**PROBLEM DESCRIPTION:** Count how many lines contain the word "JSON". Respond with the number alone.

--- start of RECORD EXCERPTS ---

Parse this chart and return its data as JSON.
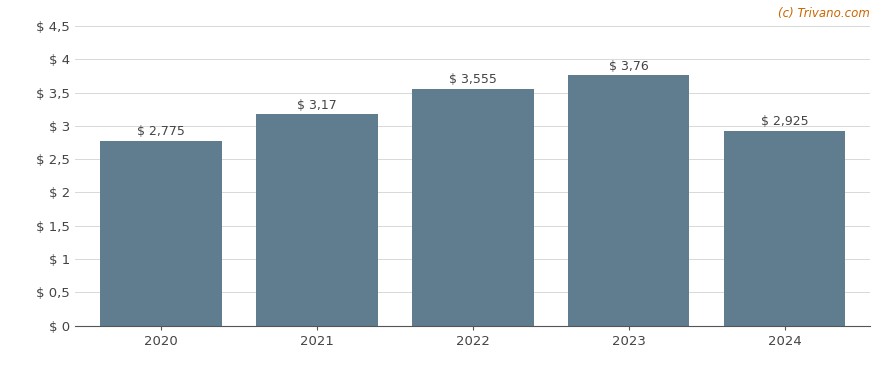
{
  "categories": [
    "2020",
    "2021",
    "2022",
    "2023",
    "2024"
  ],
  "values": [
    2.775,
    3.17,
    3.555,
    3.76,
    2.925
  ],
  "labels": [
    "$ 2,775",
    "$ 3,17",
    "$ 3,555",
    "$ 3,76",
    "$ 2,925"
  ],
  "bar_color": "#607d8f",
  "background_color": "#ffffff",
  "ylim": [
    0,
    4.5
  ],
  "yticks": [
    0,
    0.5,
    1.0,
    1.5,
    2.0,
    2.5,
    3.0,
    3.5,
    4.0,
    4.5
  ],
  "ytick_labels": [
    "$ 0",
    "$ 0,5",
    "$ 1",
    "$ 1,5",
    "$ 2",
    "$ 2,5",
    "$ 3",
    "$ 3,5",
    "$ 4",
    "$ 4,5"
  ],
  "grid_color": "#d8d8d8",
  "watermark": "(c) Trivano.com",
  "watermark_color": "#cc6600",
  "label_color": "#444444",
  "label_fontsize": 9.0,
  "tick_fontsize": 9.5,
  "bar_width": 0.78
}
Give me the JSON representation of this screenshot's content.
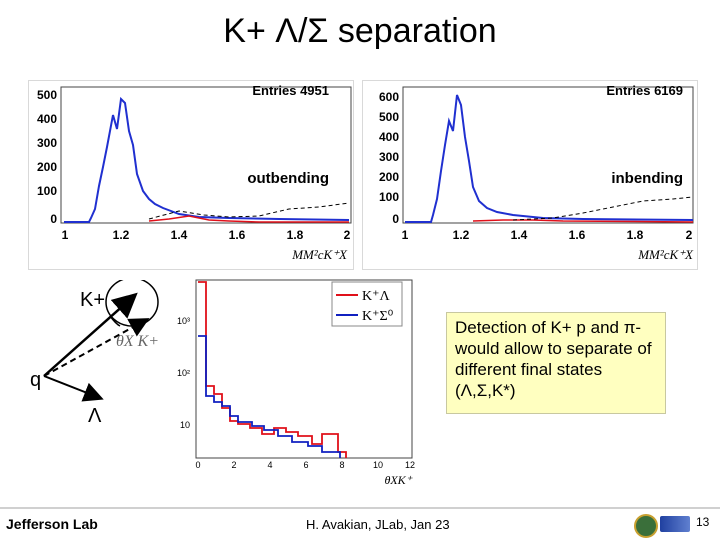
{
  "title": "K+ Λ/Σ separation",
  "panels": [
    {
      "entries": "Entries 4951",
      "region": "outbending",
      "y_ticks": [
        "500",
        "400",
        "300",
        "200",
        "100",
        "0"
      ],
      "x_ticks": [
        "1",
        "1.2",
        "1.4",
        "1.6",
        "1.8",
        "2"
      ],
      "xlabel": "MM²cK⁺X"
    },
    {
      "entries": "Entries 6169",
      "region": "inbending",
      "y_ticks": [
        "600",
        "500",
        "400",
        "300",
        "200",
        "100",
        "0"
      ],
      "x_ticks": [
        "1",
        "1.2",
        "1.4",
        "1.6",
        "1.8",
        "2"
      ],
      "xlabel": "MM²cK⁺X"
    }
  ],
  "diagram": {
    "kplus_label": "K+",
    "q_label": "q",
    "lambda_label": "Λ",
    "theta_label": "θX K+"
  },
  "chart_data": {
    "type": "line",
    "series": [
      {
        "name": "K⁺Λ",
        "color": "#e0101a"
      },
      {
        "name": "K⁺Σ⁰",
        "color": "#1020c0"
      }
    ],
    "y_ticks": [
      "10³",
      "10²",
      "10"
    ],
    "x_ticks": [
      "0",
      "2",
      "4",
      "6",
      "8",
      "10",
      "12"
    ],
    "xlabel": "θXK⁺"
  },
  "textbox": {
    "text": "Detection of K+ p and π- would allow to separate of different final states (Λ,Σ,K*)"
  },
  "footer": {
    "logo": "Jefferson Lab",
    "center": "H. Avakian, JLab, Jan 23",
    "page": "13"
  }
}
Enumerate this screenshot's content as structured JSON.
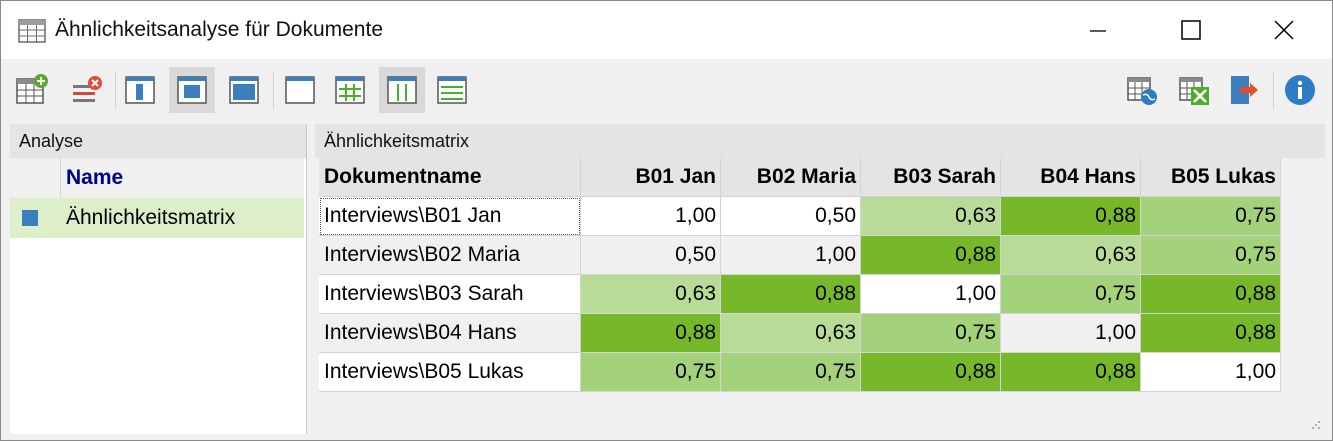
{
  "window": {
    "title": "Ähnlichkeitsanalyse für Dokumente",
    "controls": {
      "minimize": "minimize-icon",
      "maximize": "maximize-icon",
      "close": "close-icon"
    }
  },
  "toolbar": {
    "left_icons": [
      "add-table-icon",
      "remove-row-icon",
      "layout-left-icon",
      "layout-center-icon",
      "layout-full-icon",
      "blank-table-icon",
      "grid-lines-icon",
      "vertical-lines-icon",
      "horizontal-lines-icon"
    ],
    "right_icons": [
      "web-export-icon",
      "excel-export-icon",
      "export-icon",
      "info-icon"
    ]
  },
  "left_panel": {
    "header": "Analyse",
    "column_header": "Name",
    "items": [
      {
        "label": "Ähnlichkeitsmatrix"
      }
    ]
  },
  "right_panel": {
    "header": "Ähnlichkeitsmatrix",
    "table": {
      "columns": [
        "Dokumentname",
        "B01 Jan",
        "B02 Maria",
        "B03 Sarah",
        "B04 Hans",
        "B05 Lukas"
      ],
      "rows": [
        {
          "name": "Interviews\\B01 Jan",
          "values": [
            "1,00",
            "0,50",
            "0,63",
            "0,88",
            "0,75"
          ]
        },
        {
          "name": "Interviews\\B02 Maria",
          "values": [
            "0,50",
            "1,00",
            "0,88",
            "0,63",
            "0,75"
          ]
        },
        {
          "name": "Interviews\\B03 Sarah",
          "values": [
            "0,63",
            "0,88",
            "1,00",
            "0,75",
            "0,88"
          ]
        },
        {
          "name": "Interviews\\B04 Hans",
          "values": [
            "0,88",
            "0,63",
            "0,75",
            "1,00",
            "0,88"
          ]
        },
        {
          "name": "Interviews\\B05 Lukas",
          "values": [
            "0,75",
            "0,75",
            "0,88",
            "0,88",
            "1,00"
          ]
        }
      ]
    }
  },
  "colors": {
    "high": "#76b82a",
    "mid": "#a4d27a",
    "mid_light": "#b8dc97",
    "light": "#d2e8bd",
    "row_alt": "#f0f0f0",
    "name_header": "#000080",
    "selection": "#dcefc8"
  }
}
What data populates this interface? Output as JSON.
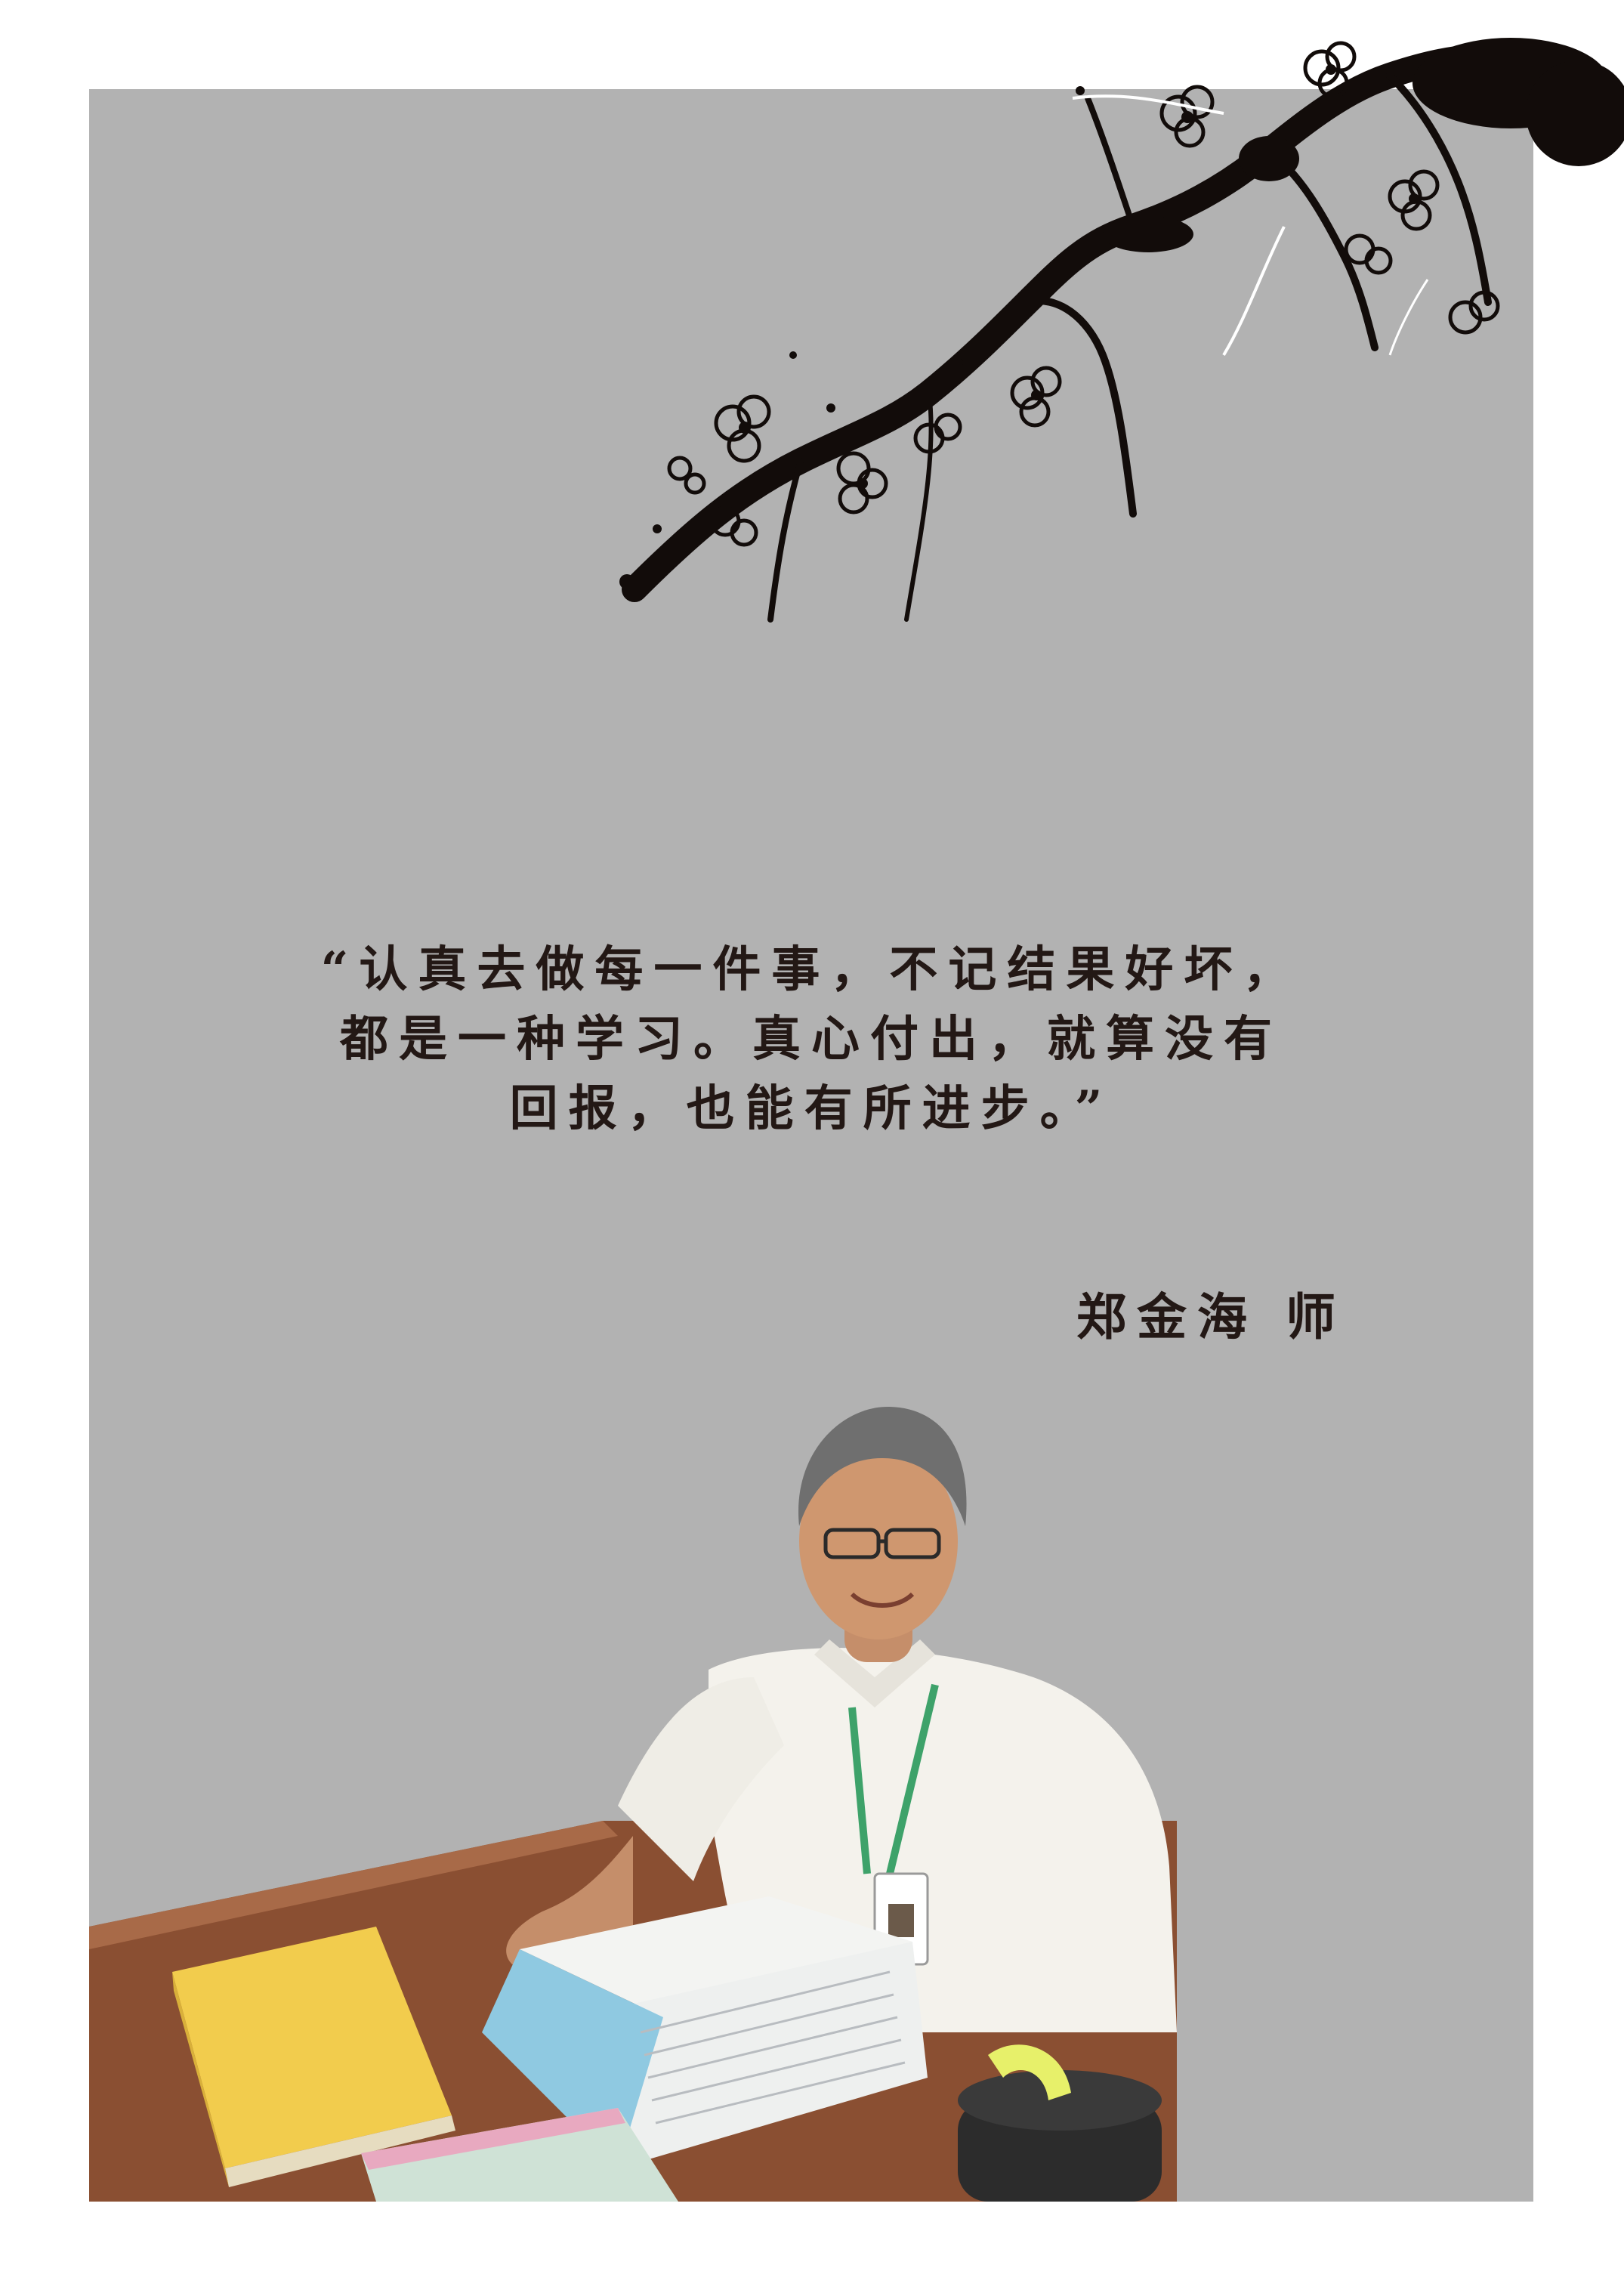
{
  "quote": {
    "line1": "“认真去做每一件事，不记结果好坏，",
    "line2": "都是一种学习。真心付出，就算没有",
    "line3": "回报，也能有所进步。”"
  },
  "author": "郑金海 师",
  "colors": {
    "page_background": "#ffffff",
    "panel": "#b2b2b2",
    "ink": "#231815"
  },
  "illustrations": {
    "branch": "plum-blossom-branch-illustration",
    "photo": "teacher-seated-at-desk-photo"
  }
}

--- end of RECORD EXCERPTS ---

**SOLUTION FOR THIS EXERCISE:** 4